Records that describe figures
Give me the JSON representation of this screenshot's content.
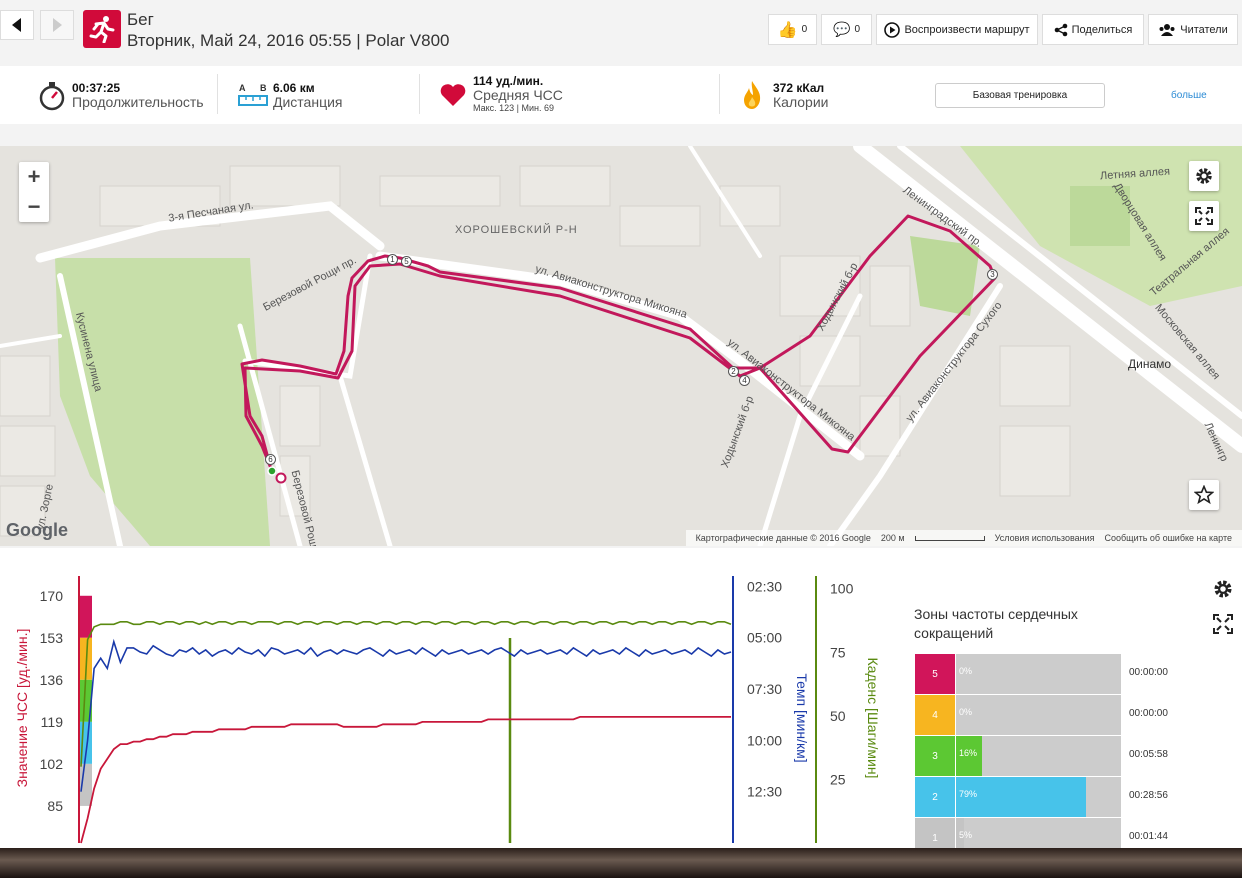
{
  "header": {
    "sport": "Бег",
    "date_line": "Вторник, Май 24, 2016 05:55 | Polar V800",
    "likes": "0",
    "comments": "0",
    "replay_label": "Воспроизвести маршрут",
    "share_label": "Поделиться",
    "readers_label": "Читатели"
  },
  "stats": {
    "duration_value": "00:37:25",
    "duration_label": "Продолжительность",
    "distance_a": "A",
    "distance_b": "B",
    "distance_value": "6.06 км",
    "distance_label": "Дистанция",
    "hr_value": "114 уд./мин.",
    "hr_label": "Средняя ЧСС",
    "hr_sub": "Макс. 123 | Мин. 69",
    "cal_value": "372 кКал",
    "cal_label": "Калории",
    "training_button": "Базовая тренировка",
    "more_link": "больше"
  },
  "map": {
    "labels": [
      "3-я Песчаная ул.",
      "ХОРОШЕВСКИЙ Р-Н",
      "ул. Авиаконструктора Микояна",
      "ул. Авиаконструктора Микояна",
      "Ленинградский пр.",
      "Летняя аллея",
      "Дворцовая аллея",
      "Театральная аллея",
      "Московская аллея",
      "Динамо",
      "Кусиненa улица",
      "Березовой Рощи пр.",
      "Ходынский б-р",
      "Ходынский б-р",
      "ул. Авиаконструктора Сухого",
      "ул. Зорге",
      "Ленингр",
      "Березовой Рощи"
    ],
    "markers": [
      "1",
      "5",
      "2",
      "4",
      "3",
      "6"
    ],
    "attribution": "Картографические данные © 2016 Google",
    "scale": "200 м",
    "terms": "Условия использования",
    "report": "Сообщить об ошибке на карте",
    "google": "Google",
    "zoom_in": "+",
    "zoom_out": "−"
  },
  "chart_data": {
    "type": "line",
    "ylabel_hr": "Значение ЧСС [уд./мин.]",
    "ylabel_pace": "Темп [мин/км]",
    "ylabel_cadence": "Каденс [Шаги/мин]",
    "hr_ticks": [
      "170",
      "153",
      "136",
      "119",
      "102",
      "85"
    ],
    "pace_ticks": [
      "02:30",
      "05:00",
      "07:30",
      "10:00",
      "12:30"
    ],
    "cadence_ticks": [
      "100",
      "75",
      "50",
      "25"
    ],
    "hr_range": [
      70,
      178
    ],
    "cadence_range": [
      0,
      105
    ],
    "pace_range_min": [
      2.0,
      15.0
    ],
    "series": [
      {
        "name": "ЧСС",
        "color": "#c8173a",
        "values": [
          70,
          80,
          92,
          100,
          104,
          108,
          110,
          110,
          111,
          111,
          112,
          112,
          113,
          113,
          114,
          114,
          114,
          115,
          115,
          115,
          115,
          116,
          116,
          116,
          116,
          116,
          117,
          117,
          117,
          117,
          117,
          117,
          118,
          118,
          118,
          118,
          118,
          118,
          118,
          118,
          117,
          117,
          117,
          117,
          117,
          117,
          118,
          118,
          118,
          118,
          118,
          118,
          119,
          119,
          119,
          119,
          119,
          119,
          119,
          119,
          119,
          119,
          120,
          120,
          120,
          120,
          120,
          120,
          120,
          120,
          120,
          120,
          120,
          120,
          120,
          120,
          121,
          121,
          121,
          121,
          121,
          121,
          121,
          121,
          121,
          121,
          121,
          121,
          121,
          121,
          121,
          121,
          121,
          121,
          121,
          121,
          121,
          121,
          121,
          121
        ]
      },
      {
        "name": "Темп",
        "color": "#1a3aaa",
        "values": [
          12.5,
          10,
          6.5,
          6,
          6.5,
          5.2,
          6.2,
          5.5,
          5.5,
          5.7,
          5.8,
          5.4,
          5.6,
          5.8,
          5.9,
          5.6,
          5.7,
          5.5,
          5.8,
          5.6,
          5.9,
          5.7,
          5.6,
          5.8,
          5.5,
          5.7,
          5.8,
          5.6,
          5.9,
          5.5,
          5.6,
          5.8,
          5.7,
          5.6,
          5.8,
          5.5,
          5.9,
          5.7,
          5.6,
          5.8,
          5.6,
          5.7,
          5.8,
          5.6,
          5.5,
          5.7,
          5.9,
          5.6,
          5.8,
          5.7,
          5.6,
          5.8,
          5.5,
          5.7,
          5.9,
          5.6,
          5.8,
          5.7,
          5.6,
          5.8,
          5.7,
          5.6,
          5.8,
          5.6,
          5.5,
          5.7,
          5.9,
          5.6,
          5.8,
          5.7,
          5.6,
          5.8,
          5.7,
          5.6,
          5.8,
          5.5,
          5.7,
          5.9,
          5.6,
          5.8,
          5.7,
          5.6,
          5.8,
          5.5,
          5.7,
          5.9,
          5.6,
          5.8,
          5.7,
          5.6,
          5.8,
          5.7,
          5.6,
          5.8,
          5.5,
          5.7,
          5.9,
          5.6,
          5.8,
          5.7
        ]
      },
      {
        "name": "Каденс",
        "color": "#5a8a10",
        "values": [
          30,
          80,
          85,
          86,
          86,
          86,
          87,
          87,
          86,
          86,
          87,
          87,
          86,
          87,
          87,
          86,
          87,
          87,
          86,
          87,
          86,
          87,
          87,
          86,
          87,
          87,
          86,
          87,
          87,
          87,
          86,
          87,
          87,
          86,
          87,
          87,
          86,
          87,
          87,
          86,
          87,
          87,
          86,
          87,
          87,
          86,
          87,
          87,
          86,
          87,
          87,
          86,
          87,
          87,
          86,
          87,
          87,
          86,
          87,
          87,
          86,
          87,
          87,
          86,
          87,
          87,
          86,
          87,
          87,
          86,
          87,
          87,
          86,
          87,
          87,
          86,
          87,
          87,
          86,
          87,
          87,
          86,
          87,
          87,
          86,
          87,
          87,
          86,
          87,
          87,
          86,
          87,
          87,
          86,
          87,
          87,
          86,
          87,
          87,
          86
        ]
      }
    ]
  },
  "zones": {
    "title": "Зоны частоты сердечных сокращений",
    "items": [
      {
        "zone": "5",
        "pct": "0%",
        "fraction": 0.0,
        "time": "00:00:00",
        "color": "#d1155a"
      },
      {
        "zone": "4",
        "pct": "0%",
        "fraction": 0.0,
        "time": "00:00:00",
        "color": "#f7b520"
      },
      {
        "zone": "3",
        "pct": "16%",
        "fraction": 0.16,
        "time": "00:05:58",
        "color": "#5cc833"
      },
      {
        "zone": "2",
        "pct": "79%",
        "fraction": 0.79,
        "time": "00:28:56",
        "color": "#47c3ea"
      },
      {
        "zone": "1",
        "pct": "5%",
        "fraction": 0.05,
        "time": "00:01:44",
        "color": "#c4c4c4"
      }
    ]
  }
}
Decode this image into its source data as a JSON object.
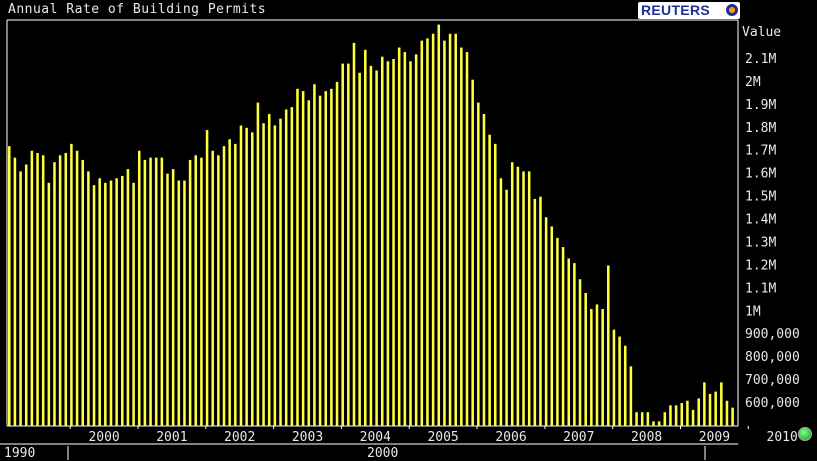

Exercise instructions →
Skip every picture and transcribe the data above exactly.

Complete output →
Give me the JSON representation of this screenshot's content.
{
  "header": {
    "sport": "Бег",
    "date_line": "Вторник, Май 24, 2016 05:55 | Polar V800",
    "likes": "0",
    "comments": "0",
    "replay_label": "Воспроизвести маршрут",
    "share_label": "Поделиться",
    "readers_label": "Читатели"
  },
  "stats": {
    "duration_value": "00:37:25",
    "duration_label": "Продолжительность",
    "distance_a": "A",
    "distance_b": "B",
    "distance_value": "6.06 км",
    "distance_label": "Дистанция",
    "hr_value": "114 уд./мин.",
    "hr_label": "Средняя ЧСС",
    "hr_sub": "Макс. 123 | Мин. 69",
    "cal_value": "372 кКал",
    "cal_label": "Калории",
    "training_button": "Базовая тренировка",
    "more_link": "больше"
  },
  "map": {
    "labels": [
      "3-я Песчаная ул.",
      "ХОРОШЕВСКИЙ Р-Н",
      "ул. Авиаконструктора Микояна",
      "ул. Авиаконструктора Микояна",
      "Ленинградский пр.",
      "Летняя аллея",
      "Дворцовая аллея",
      "Театральная аллея",
      "Московская аллея",
      "Динамо",
      "Кусиненa улица",
      "Березовой Рощи пр.",
      "Ходынский б-р",
      "Ходынский б-р",
      "ул. Авиаконструктора Сухого",
      "ул. Зорге",
      "Ленингр",
      "Березовой Рощи"
    ],
    "markers": [
      "1",
      "5",
      "2",
      "4",
      "3",
      "6"
    ],
    "attribution": "Картографические данные © 2016 Google",
    "scale": "200 м",
    "terms": "Условия использования",
    "report": "Сообщить об ошибке на карте",
    "google": "Google",
    "zoom_in": "+",
    "zoom_out": "−"
  },
  "chart_data": {
    "type": "line",
    "ylabel_hr": "Значение ЧСС [уд./мин.]",
    "ylabel_pace": "Темп [мин/км]",
    "ylabel_cadence": "Каденс [Шаги/мин]",
    "hr_ticks": [
      "170",
      "153",
      "136",
      "119",
      "102",
      "85"
    ],
    "pace_ticks": [
      "02:30",
      "05:00",
      "07:30",
      "10:00",
      "12:30"
    ],
    "cadence_ticks": [
      "100",
      "75",
      "50",
      "25"
    ],
    "hr_range": [
      70,
      178
    ],
    "cadence_range": [
      0,
      105
    ],
    "pace_range_min": [
      2.0,
      15.0
    ],
    "series": [
      {
        "name": "ЧСС",
        "color": "#c8173a",
        "values": [
          70,
          80,
          92,
          100,
          104,
          108,
          110,
          110,
          111,
          111,
          112,
          112,
          113,
          113,
          114,
          114,
          114,
          115,
          115,
          115,
          115,
          116,
          116,
          116,
          116,
          116,
          117,
          117,
          117,
          117,
          117,
          117,
          118,
          118,
          118,
          118,
          118,
          118,
          118,
          118,
          117,
          117,
          117,
          117,
          117,
          117,
          118,
          118,
          118,
          118,
          118,
          118,
          119,
          119,
          119,
          119,
          119,
          119,
          119,
          119,
          119,
          119,
          120,
          120,
          120,
          120,
          120,
          120,
          120,
          120,
          120,
          120,
          120,
          120,
          120,
          120,
          121,
          121,
          121,
          121,
          121,
          121,
          121,
          121,
          121,
          121,
          121,
          121,
          121,
          121,
          121,
          121,
          121,
          121,
          121,
          121,
          121,
          121,
          121,
          121
        ]
      },
      {
        "name": "Темп",
        "color": "#1a3aaa",
        "values": [
          12.5,
          10,
          6.5,
          6,
          6.5,
          5.2,
          6.2,
          5.5,
          5.5,
          5.7,
          5.8,
          5.4,
          5.6,
          5.8,
          5.9,
          5.6,
          5.7,
          5.5,
          5.8,
          5.6,
          5.9,
          5.7,
          5.6,
          5.8,
          5.5,
          5.7,
          5.8,
          5.6,
          5.9,
          5.5,
          5.6,
          5.8,
          5.7,
          5.6,
          5.8,
          5.5,
          5.9,
          5.7,
          5.6,
          5.8,
          5.6,
          5.7,
          5.8,
          5.6,
          5.5,
          5.7,
          5.9,
          5.6,
          5.8,
          5.7,
          5.6,
          5.8,
          5.5,
          5.7,
          5.9,
          5.6,
          5.8,
          5.7,
          5.6,
          5.8,
          5.7,
          5.6,
          5.8,
          5.6,
          5.5,
          5.7,
          5.9,
          5.6,
          5.8,
          5.7,
          5.6,
          5.8,
          5.7,
          5.6,
          5.8,
          5.5,
          5.7,
          5.9,
          5.6,
          5.8,
          5.7,
          5.6,
          5.8,
          5.5,
          5.7,
          5.9,
          5.6,
          5.8,
          5.7,
          5.6,
          5.8,
          5.7,
          5.6,
          5.8,
          5.5,
          5.7,
          5.9,
          5.6,
          5.8,
          5.7
        ]
      },
      {
        "name": "Каденс",
        "color": "#5a8a10",
        "values": [
          30,
          80,
          85,
          86,
          86,
          86,
          87,
          87,
          86,
          86,
          87,
          87,
          86,
          87,
          87,
          86,
          87,
          87,
          86,
          87,
          86,
          87,
          87,
          86,
          87,
          87,
          86,
          87,
          87,
          87,
          86,
          87,
          87,
          86,
          87,
          87,
          86,
          87,
          87,
          86,
          87,
          87,
          86,
          87,
          87,
          86,
          87,
          87,
          86,
          87,
          87,
          86,
          87,
          87,
          86,
          87,
          87,
          86,
          87,
          87,
          86,
          87,
          87,
          86,
          87,
          87,
          86,
          87,
          87,
          86,
          87,
          87,
          86,
          87,
          87,
          86,
          87,
          87,
          86,
          87,
          87,
          86,
          87,
          87,
          86,
          87,
          87,
          86,
          87,
          87,
          86,
          87,
          87,
          86,
          87,
          87,
          86,
          87,
          87,
          86
        ]
      }
    ]
  },
  "zones": {
    "title": "Зоны частоты сердечных сокращений",
    "items": [
      {
        "zone": "5",
        "pct": "0%",
        "fraction": 0.0,
        "time": "00:00:00",
        "color": "#d1155a"
      },
      {
        "zone": "4",
        "pct": "0%",
        "fraction": 0.0,
        "time": "00:00:00",
        "color": "#f7b520"
      },
      {
        "zone": "3",
        "pct": "16%",
        "fraction": 0.16,
        "time": "00:05:58",
        "color": "#5cc833"
      },
      {
        "zone": "2",
        "pct": "79%",
        "fraction": 0.79,
        "time": "00:28:56",
        "color": "#47c3ea"
      },
      {
        "zone": "1",
        "pct": "5%",
        "fraction": 0.05,
        "time": "00:01:44",
        "color": "#c4c4c4"
      }
    ]
  }
}
Decode this image into its source data as a JSON object.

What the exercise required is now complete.